● **Task objective**:
Extract the text of every entry below exactly; leave images out.

------------------------------

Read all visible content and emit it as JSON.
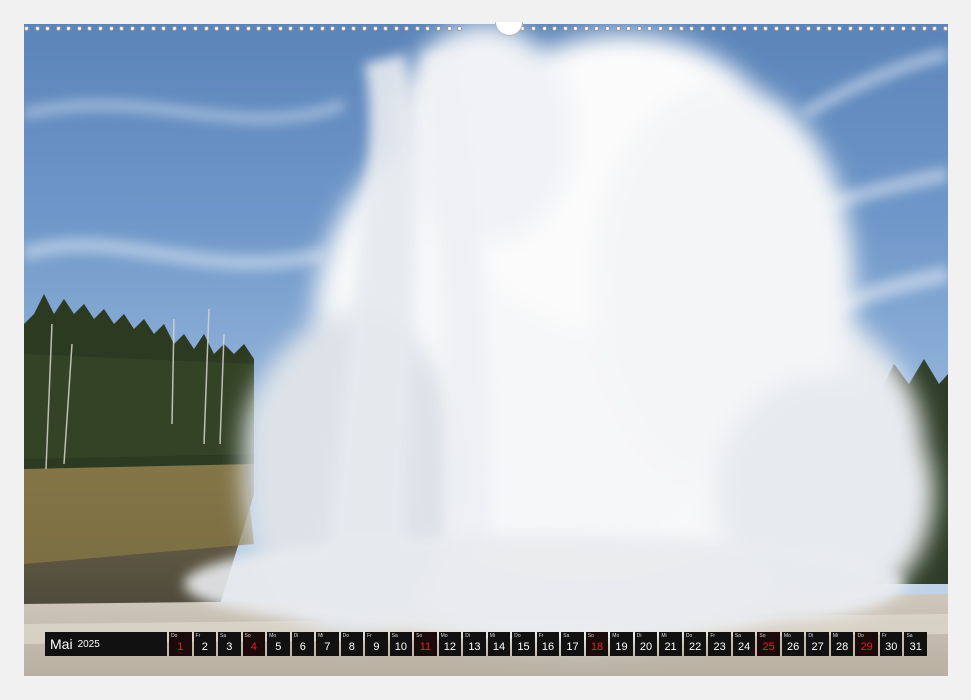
{
  "calendar": {
    "month": "Mai",
    "year": "2025",
    "holiday_color": "#e02424",
    "days": [
      {
        "wd": "Do",
        "num": "1",
        "red": true
      },
      {
        "wd": "Fr",
        "num": "2",
        "red": false
      },
      {
        "wd": "Sa",
        "num": "3",
        "red": false
      },
      {
        "wd": "So",
        "num": "4",
        "red": true
      },
      {
        "wd": "Mo",
        "num": "5",
        "red": false
      },
      {
        "wd": "Di",
        "num": "6",
        "red": false
      },
      {
        "wd": "Mi",
        "num": "7",
        "red": false
      },
      {
        "wd": "Do",
        "num": "8",
        "red": false
      },
      {
        "wd": "Fr",
        "num": "9",
        "red": false
      },
      {
        "wd": "Sa",
        "num": "10",
        "red": false
      },
      {
        "wd": "So",
        "num": "11",
        "red": true
      },
      {
        "wd": "Mo",
        "num": "12",
        "red": false
      },
      {
        "wd": "Di",
        "num": "13",
        "red": false
      },
      {
        "wd": "Mi",
        "num": "14",
        "red": false
      },
      {
        "wd": "Do",
        "num": "15",
        "red": false
      },
      {
        "wd": "Fr",
        "num": "16",
        "red": false
      },
      {
        "wd": "Sa",
        "num": "17",
        "red": false
      },
      {
        "wd": "So",
        "num": "18",
        "red": true
      },
      {
        "wd": "Mo",
        "num": "19",
        "red": false
      },
      {
        "wd": "Di",
        "num": "20",
        "red": false
      },
      {
        "wd": "Mi",
        "num": "21",
        "red": false
      },
      {
        "wd": "Do",
        "num": "22",
        "red": false
      },
      {
        "wd": "Fr",
        "num": "23",
        "red": false
      },
      {
        "wd": "Sa",
        "num": "24",
        "red": false
      },
      {
        "wd": "So",
        "num": "25",
        "red": true
      },
      {
        "wd": "Mo",
        "num": "26",
        "red": false
      },
      {
        "wd": "Di",
        "num": "27",
        "red": false
      },
      {
        "wd": "Mi",
        "num": "28",
        "red": false
      },
      {
        "wd": "Do",
        "num": "29",
        "red": true
      },
      {
        "wd": "Fr",
        "num": "30",
        "red": false
      },
      {
        "wd": "Sa",
        "num": "31",
        "red": false
      }
    ]
  }
}
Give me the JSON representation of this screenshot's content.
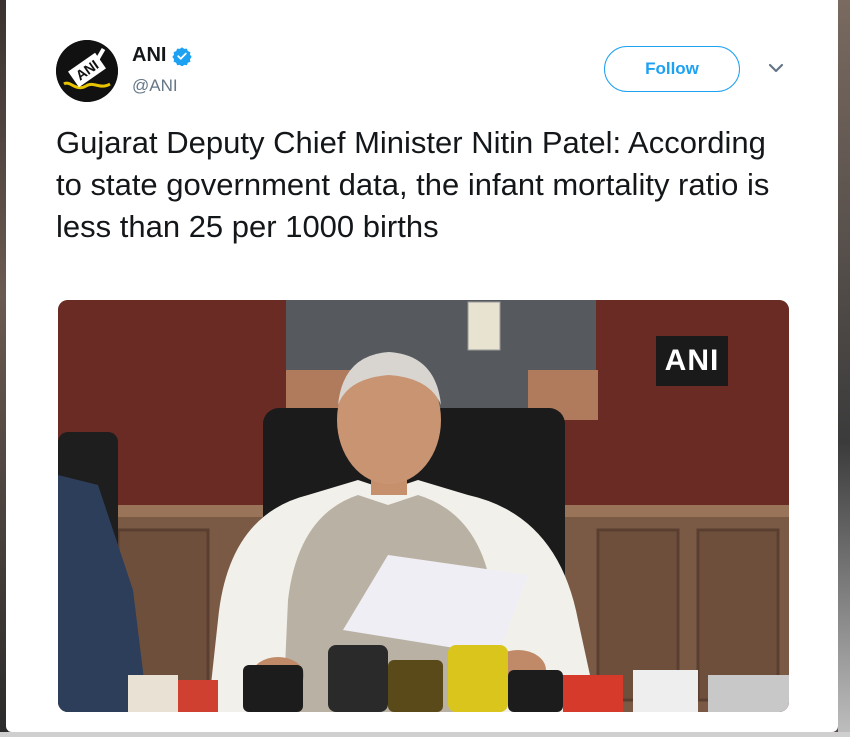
{
  "tweet": {
    "author_name": "ANI",
    "author_handle": "@ANI",
    "verified": true,
    "follow_label": "Follow",
    "text": "Gujarat Deputy Chief Minister Nitin Patel: According to state government data, the infant mortality ratio is less than 25 per 1000 births",
    "media_watermark": "ANI",
    "avatar_text": "ANI"
  },
  "icons": {
    "verified": "verified-badge-icon",
    "more": "chevron-down-icon"
  },
  "colors": {
    "accent": "#1da1f2",
    "text": "#14171a",
    "muted": "#657786"
  }
}
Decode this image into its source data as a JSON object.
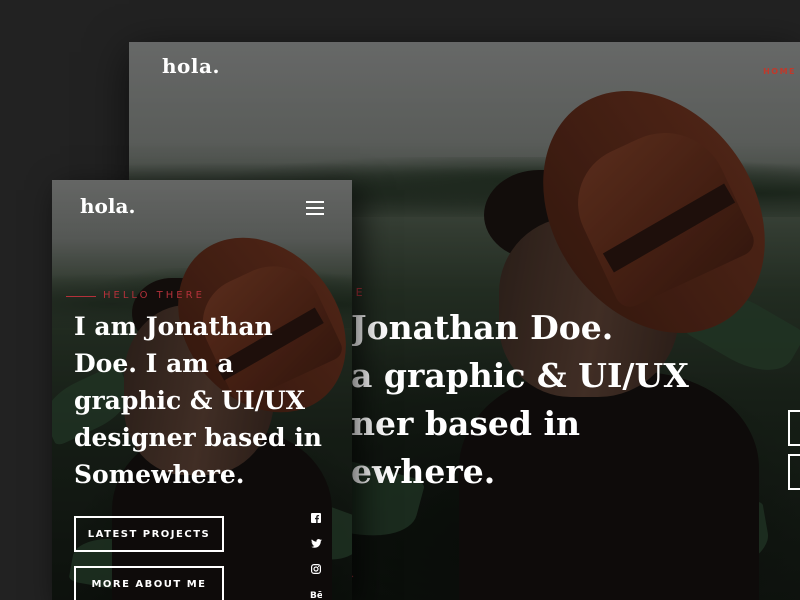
{
  "desktop": {
    "logo": "hola.",
    "nav_home": "HOME",
    "greeting": "THERE",
    "headline_lines": [
      "Jonathan Doe.",
      "a graphic & UI/UX",
      "ner based in",
      "ewhere."
    ]
  },
  "mobile": {
    "logo": "hola.",
    "greeting": "HELLO THERE",
    "headline_lines": [
      "I am Jonathan",
      "Doe. I am a",
      "graphic & UI/UX",
      "designer based in",
      "Somewhere."
    ],
    "buttons": {
      "latest_projects": "LATEST PROJECTS",
      "more_about_me": "MORE ABOUT ME"
    },
    "social_icons": [
      "facebook-icon",
      "twitter-icon",
      "instagram-icon",
      "behance-icon"
    ]
  },
  "colors": {
    "background": "#222222",
    "accent": "#b3313a",
    "text": "#ffffff"
  }
}
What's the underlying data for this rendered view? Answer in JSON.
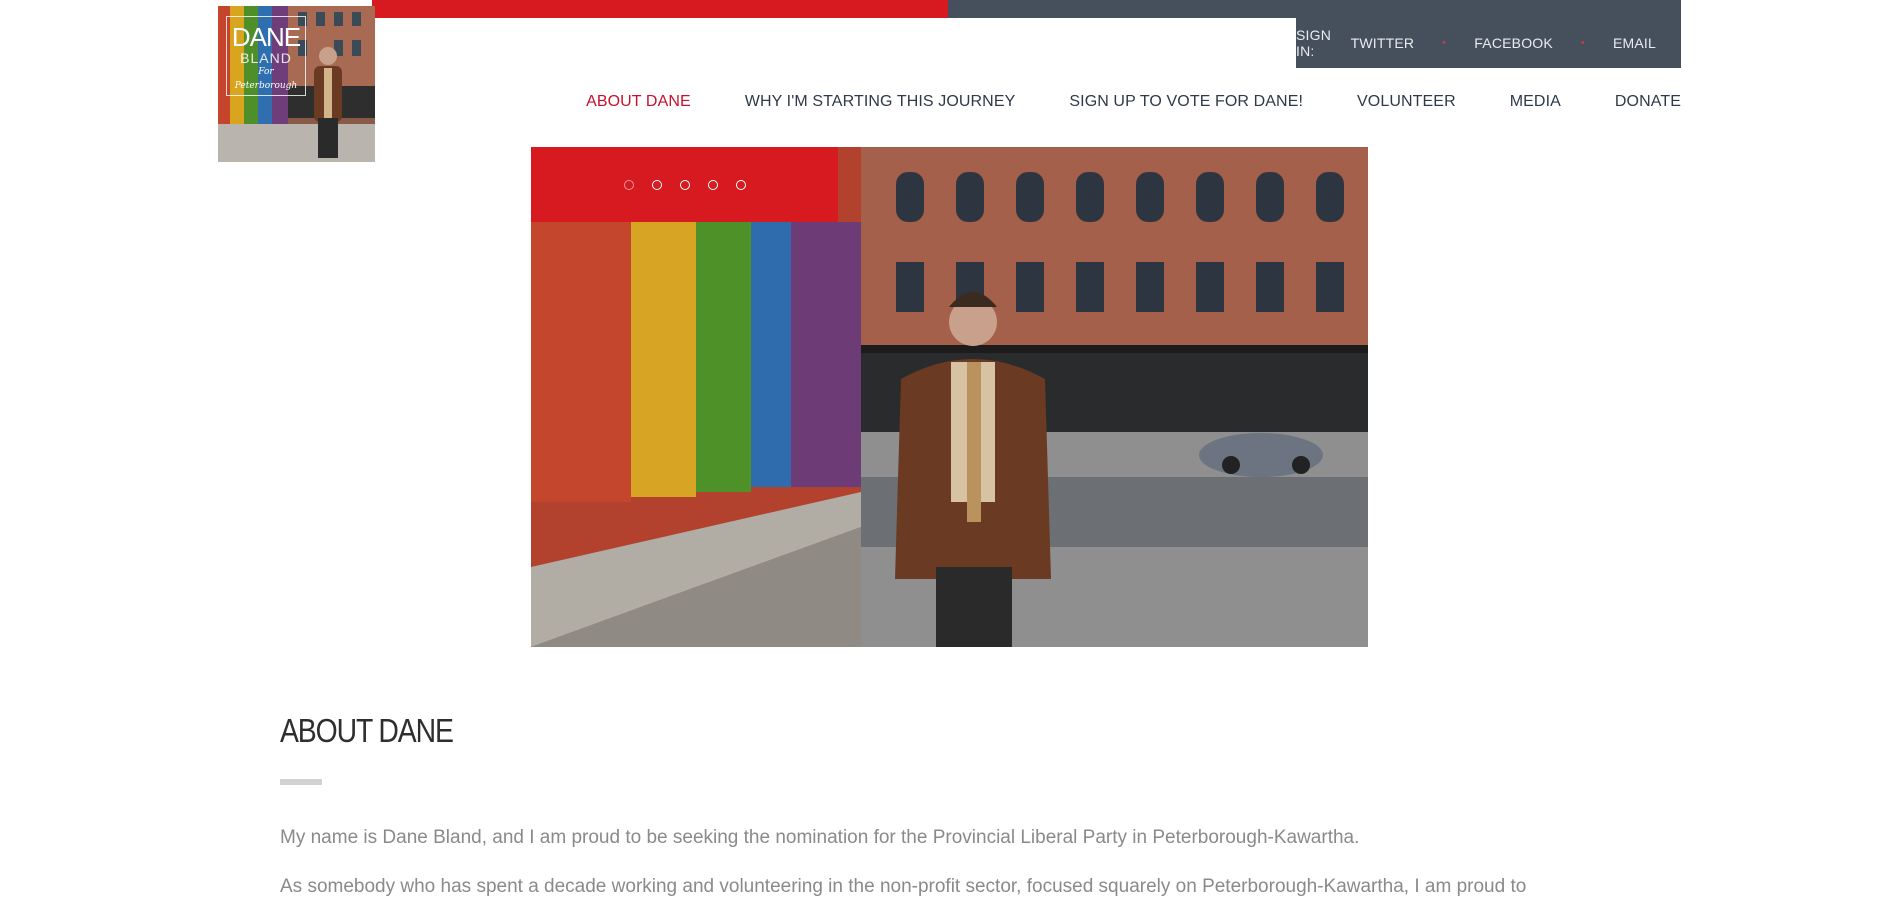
{
  "topbar": {
    "signin_label": "SIGN IN:",
    "links": [
      "TWITTER",
      "FACEBOOK",
      "EMAIL"
    ],
    "dot": "•"
  },
  "logo": {
    "name_line1": "DANE",
    "name_line2": "BLAND",
    "tagline": "For Peterborough"
  },
  "nav": {
    "items": [
      "ABOUT DANE",
      "WHY I'M STARTING THIS JOURNEY",
      "SIGN UP TO VOTE FOR DANE!",
      "VOLUNTEER",
      "MEDIA",
      "DONATE"
    ],
    "active_index": 0
  },
  "slider": {
    "slide_count": 5,
    "active_index": 0
  },
  "content": {
    "heading": "ABOUT DANE",
    "paragraph_1": "My name is Dane Bland, and I am proud to be seeking the nomination for the Provincial Liberal Party in Peterborough-Kawartha.",
    "paragraph_2": "As somebody who has spent a decade working and volunteering in the non-profit sector, focused squarely on Peterborough-Kawartha, I am proud to"
  },
  "colors": {
    "accent_red": "#d71920",
    "slate": "#46505c",
    "nav_text": "#2d3a4a",
    "active_nav": "#c8102e",
    "body_text": "#8a8a8a"
  }
}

------------------------------

● **Result of this exercise**:
Read all visible content and emit it as JSON.
{
  "calendar": {
    "month": "Mai",
    "year": "2025",
    "holiday_color": "#e02424",
    "days": [
      {
        "wd": "Do",
        "num": "1",
        "red": true
      },
      {
        "wd": "Fr",
        "num": "2",
        "red": false
      },
      {
        "wd": "Sa",
        "num": "3",
        "red": false
      },
      {
        "wd": "So",
        "num": "4",
        "red": true
      },
      {
        "wd": "Mo",
        "num": "5",
        "red": false
      },
      {
        "wd": "Di",
        "num": "6",
        "red": false
      },
      {
        "wd": "Mi",
        "num": "7",
        "red": false
      },
      {
        "wd": "Do",
        "num": "8",
        "red": false
      },
      {
        "wd": "Fr",
        "num": "9",
        "red": false
      },
      {
        "wd": "Sa",
        "num": "10",
        "red": false
      },
      {
        "wd": "So",
        "num": "11",
        "red": true
      },
      {
        "wd": "Mo",
        "num": "12",
        "red": false
      },
      {
        "wd": "Di",
        "num": "13",
        "red": false
      },
      {
        "wd": "Mi",
        "num": "14",
        "red": false
      },
      {
        "wd": "Do",
        "num": "15",
        "red": false
      },
      {
        "wd": "Fr",
        "num": "16",
        "red": false
      },
      {
        "wd": "Sa",
        "num": "17",
        "red": false
      },
      {
        "wd": "So",
        "num": "18",
        "red": true
      },
      {
        "wd": "Mo",
        "num": "19",
        "red": false
      },
      {
        "wd": "Di",
        "num": "20",
        "red": false
      },
      {
        "wd": "Mi",
        "num": "21",
        "red": false
      },
      {
        "wd": "Do",
        "num": "22",
        "red": false
      },
      {
        "wd": "Fr",
        "num": "23",
        "red": false
      },
      {
        "wd": "Sa",
        "num": "24",
        "red": false
      },
      {
        "wd": "So",
        "num": "25",
        "red": true
      },
      {
        "wd": "Mo",
        "num": "26",
        "red": false
      },
      {
        "wd": "Di",
        "num": "27",
        "red": false
      },
      {
        "wd": "Mi",
        "num": "28",
        "red": false
      },
      {
        "wd": "Do",
        "num": "29",
        "red": true
      },
      {
        "wd": "Fr",
        "num": "30",
        "red": false
      },
      {
        "wd": "Sa",
        "num": "31",
        "red": false
      }
    ]
  }
}
Give me the JSON representation of this screenshot's content.
{
  "tweet": {
    "author_name": "ANI",
    "author_handle": "@ANI",
    "verified": true,
    "follow_label": "Follow",
    "text": "Gujarat Deputy Chief Minister Nitin Patel: According to state government data, the infant mortality ratio is less than 25 per 1000 births",
    "media_watermark": "ANI",
    "avatar_text": "ANI"
  },
  "icons": {
    "verified": "verified-badge-icon",
    "more": "chevron-down-icon"
  },
  "colors": {
    "accent": "#1da1f2",
    "text": "#14171a",
    "muted": "#657786"
  }
}
Decode this image into its source data as a JSON object.
{
  "desktop": {
    "logo": "hola.",
    "nav_home": "HOME",
    "greeting": "THERE",
    "headline_lines": [
      "Jonathan Doe.",
      "a graphic & UI/UX",
      "ner based in",
      "ewhere."
    ]
  },
  "mobile": {
    "logo": "hola.",
    "greeting": "HELLO THERE",
    "headline_lines": [
      "I am Jonathan",
      "Doe. I am a",
      "graphic & UI/UX",
      "designer based in",
      "Somewhere."
    ],
    "buttons": {
      "latest_projects": "LATEST PROJECTS",
      "more_about_me": "MORE ABOUT ME"
    },
    "social_icons": [
      "facebook-icon",
      "twitter-icon",
      "instagram-icon",
      "behance-icon"
    ]
  },
  "colors": {
    "background": "#222222",
    "accent": "#b3313a",
    "text": "#ffffff"
  }
}
What's the underlying data for this rendered view? Answer in JSON.
{
  "topbar": {
    "signin_label": "SIGN IN:",
    "links": [
      "TWITTER",
      "FACEBOOK",
      "EMAIL"
    ],
    "dot": "•"
  },
  "logo": {
    "name_line1": "DANE",
    "name_line2": "BLAND",
    "tagline": "For Peterborough"
  },
  "nav": {
    "items": [
      "ABOUT DANE",
      "WHY I'M STARTING THIS JOURNEY",
      "SIGN UP TO VOTE FOR DANE!",
      "VOLUNTEER",
      "MEDIA",
      "DONATE"
    ],
    "active_index": 0
  },
  "slider": {
    "slide_count": 5,
    "active_index": 0
  },
  "content": {
    "heading": "ABOUT DANE",
    "paragraph_1": "My name is Dane Bland, and I am proud to be seeking the nomination for the Provincial Liberal Party in Peterborough-Kawartha.",
    "paragraph_2": "As somebody who has spent a decade working and volunteering in the non-profit sector, focused squarely on Peterborough-Kawartha, I am proud to"
  },
  "colors": {
    "accent_red": "#d71920",
    "slate": "#46505c",
    "nav_text": "#2d3a4a",
    "active_nav": "#c8102e",
    "body_text": "#8a8a8a"
  }
}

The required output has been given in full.